## What you need to do
Copy the records below exactly, leaving out any pictures.

## Data for processing

______

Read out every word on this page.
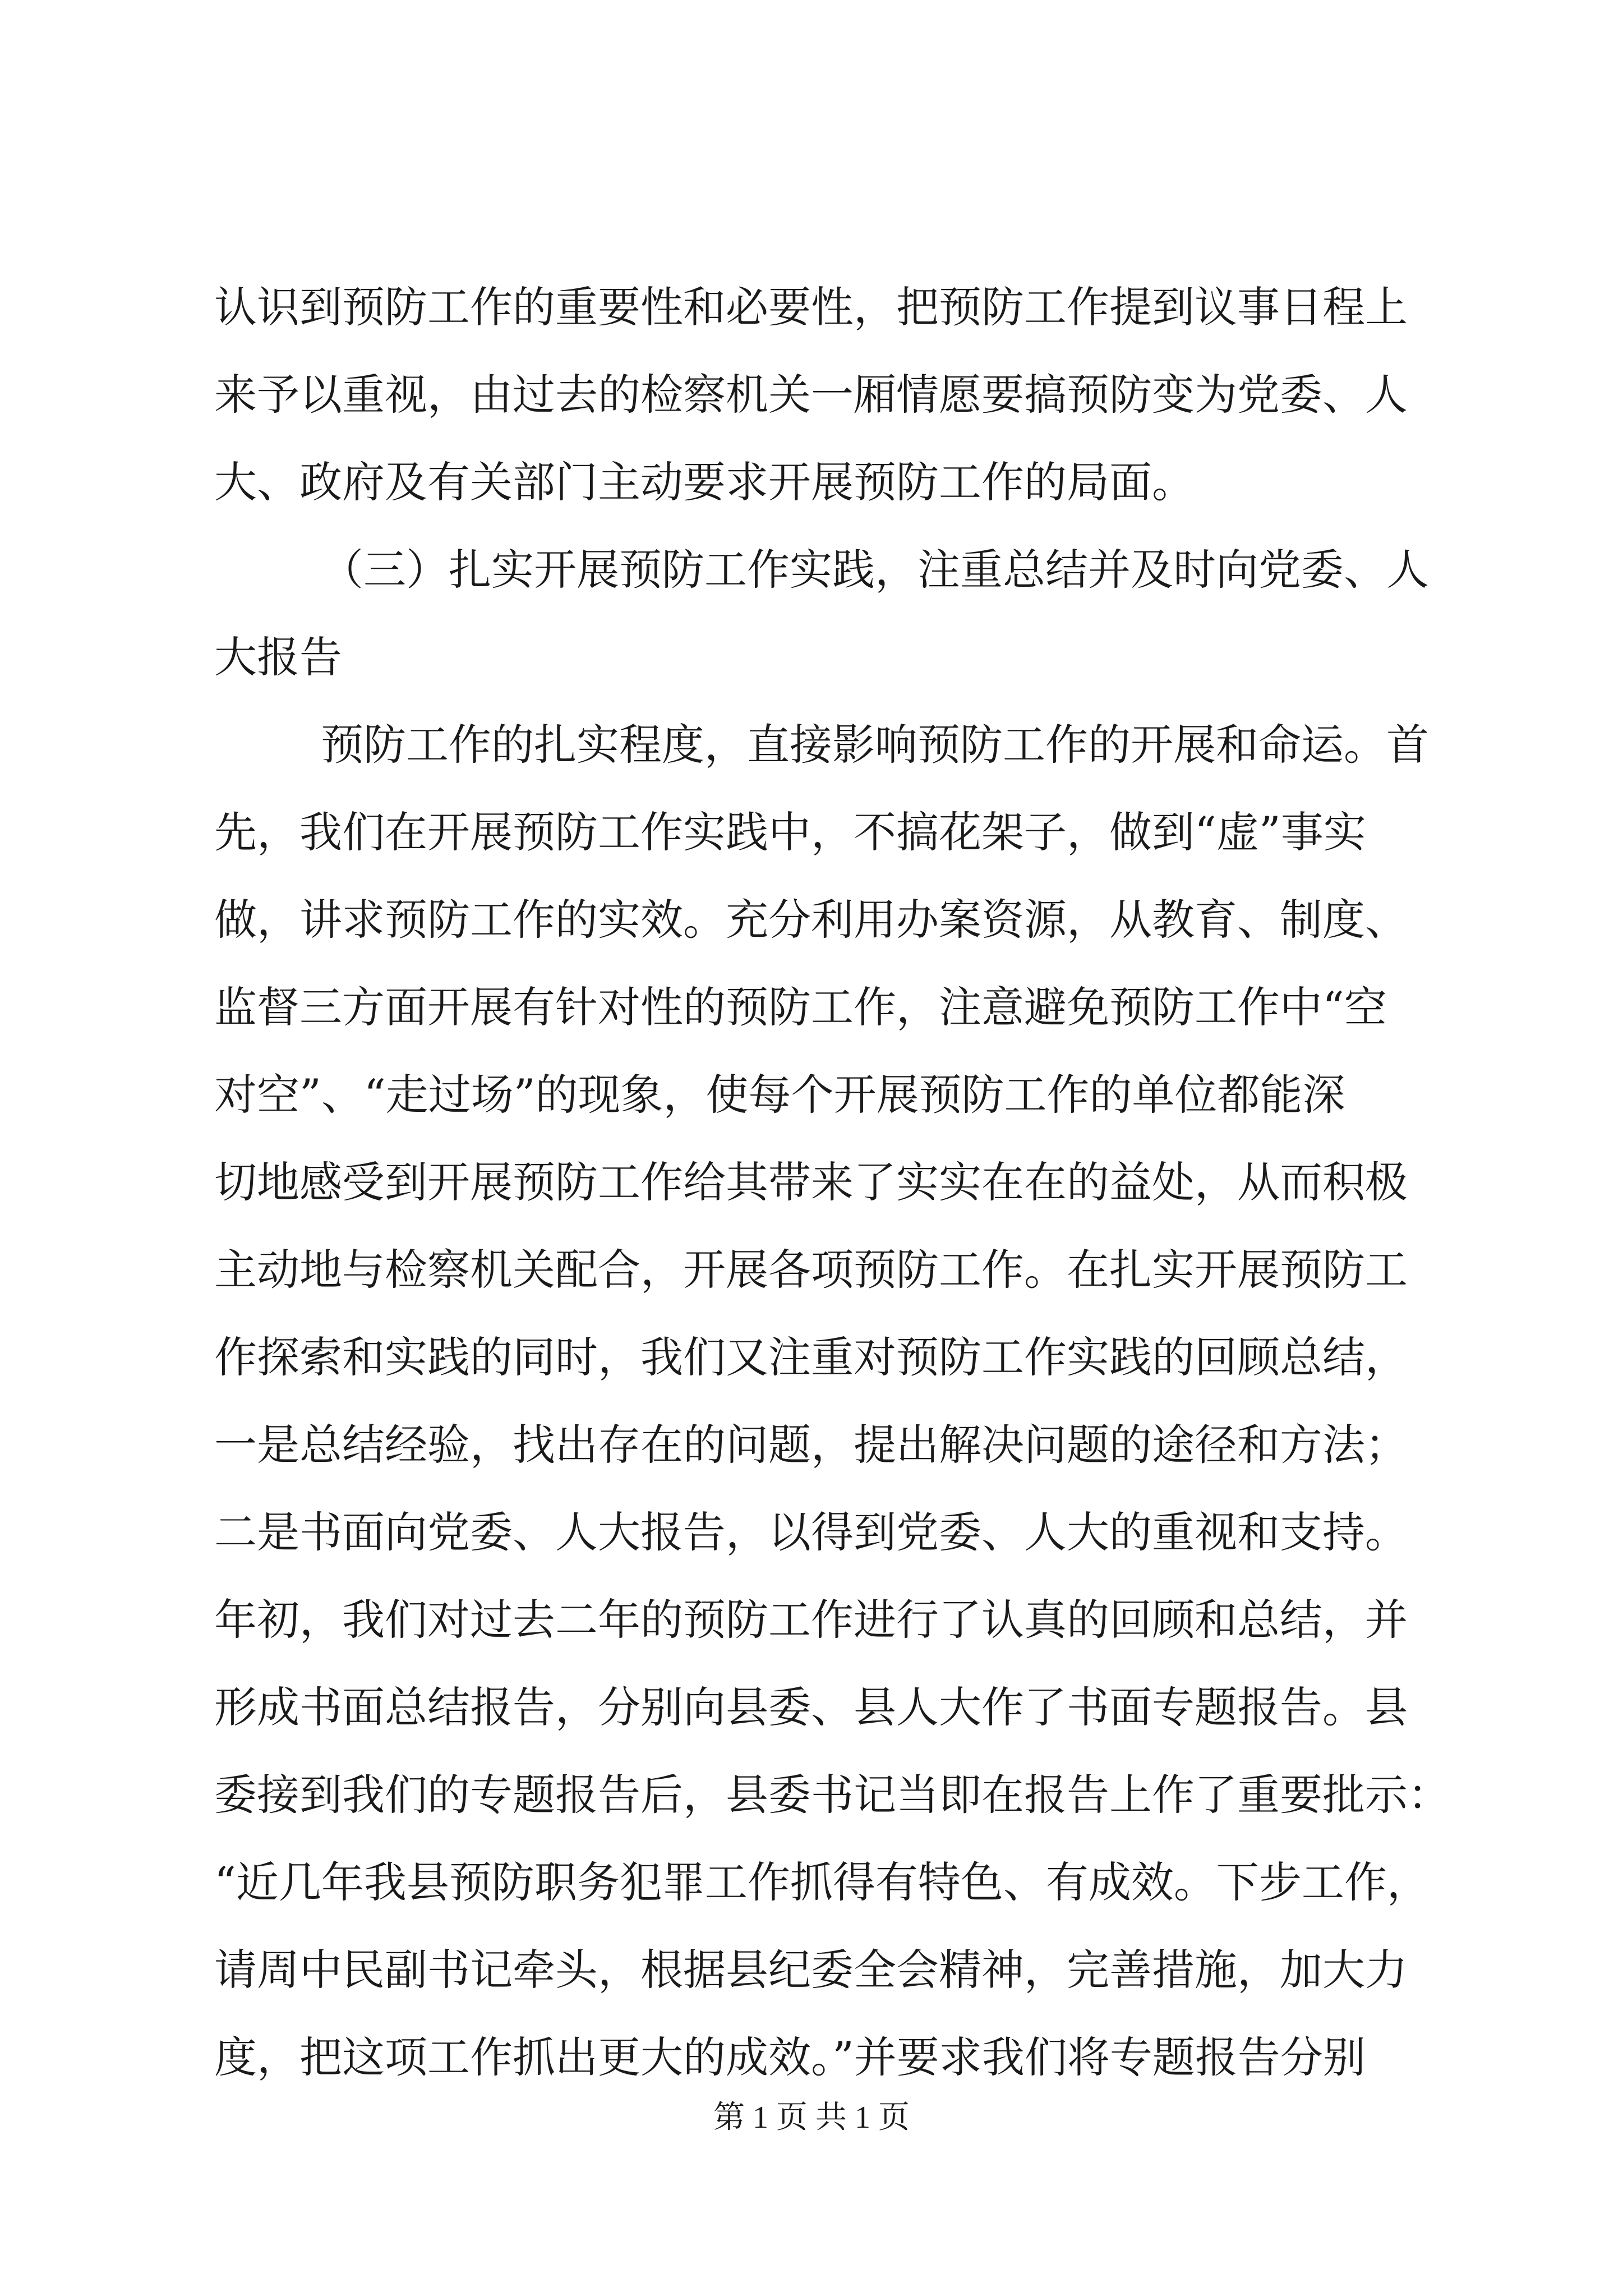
认识到预防工作的重要性和必要性，把预防工作提到议事日程上
来予以重视，由过去的检察机关一厢情愿要搞预防变为党委、人
大、政府及有关部门主动要求开展预防工作的局面。
（三）扎实开展预防工作实践，注重总结并及时向党委、人
大报告
预防工作的扎实程度，直接影响预防工作的开展和命运。首
先，我们在开展预防工作实践中，不搞花架子，做到“虚”事实
做，讲求预防工作的实效。充分利用办案资源，从教育、制度、
监督三方面开展有针对性的预防工作，注意避免预防工作中“空
对空”、“走过场”的现象，使每个开展预防工作的单位都能深
切地感受到开展预防工作给其带来了实实在在的益处，从而积极
主动地与检察机关配合，开展各项预防工作。在扎实开展预防工
作探索和实践的同时，我们又注重对预防工作实践的回顾总结，
一是总结经验，找出存在的问题，提出解决问题的途径和方法；
二是书面向党委、人大报告，以得到党委、人大的重视和支持。
年初，我们对过去二年的预防工作进行了认真的回顾和总结，并
形成书面总结报告，分别向县委、县人大作了书面专题报告。县
委接到我们的专题报告后，县委书记当即在报告上作了重要批示：
“近几年我县预防职务犯罪工作抓得有特色、有成效。下步工作，
请周中民副书记牵头，根据县纪委全会精神，完善措施，加大力
度，把这项工作抓出更大的成效。”并要求我们将专题报告分别
第 1 页 共 1 页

______

## Expected output
Read out every word on this page.
认识到预防工作的重要性和必要性，把预防工作提到议事日程上
来予以重视，由过去的检察机关一厢情愿要搞预防变为党委、人
大、政府及有关部门主动要求开展预防工作的局面。
（三）扎实开展预防工作实践，注重总结并及时向党委、人
大报告
预防工作的扎实程度，直接影响预防工作的开展和命运。首
先，我们在开展预防工作实践中，不搞花架子，做到“虚”事实
做，讲求预防工作的实效。充分利用办案资源，从教育、制度、
监督三方面开展有针对性的预防工作，注意避免预防工作中“空
对空”、“走过场”的现象，使每个开展预防工作的单位都能深
切地感受到开展预防工作给其带来了实实在在的益处，从而积极
主动地与检察机关配合，开展各项预防工作。在扎实开展预防工
作探索和实践的同时，我们又注重对预防工作实践的回顾总结，
一是总结经验，找出存在的问题，提出解决问题的途径和方法；
二是书面向党委、人大报告，以得到党委、人大的重视和支持。
年初，我们对过去二年的预防工作进行了认真的回顾和总结，并
形成书面总结报告，分别向县委、县人大作了书面专题报告。县
委接到我们的专题报告后，县委书记当即在报告上作了重要批示：
“近几年我县预防职务犯罪工作抓得有特色、有成效。下步工作，
请周中民副书记牵头，根据县纪委全会精神，完善措施，加大力
度，把这项工作抓出更大的成效。”并要求我们将专题报告分别
第 1 页 共 1 页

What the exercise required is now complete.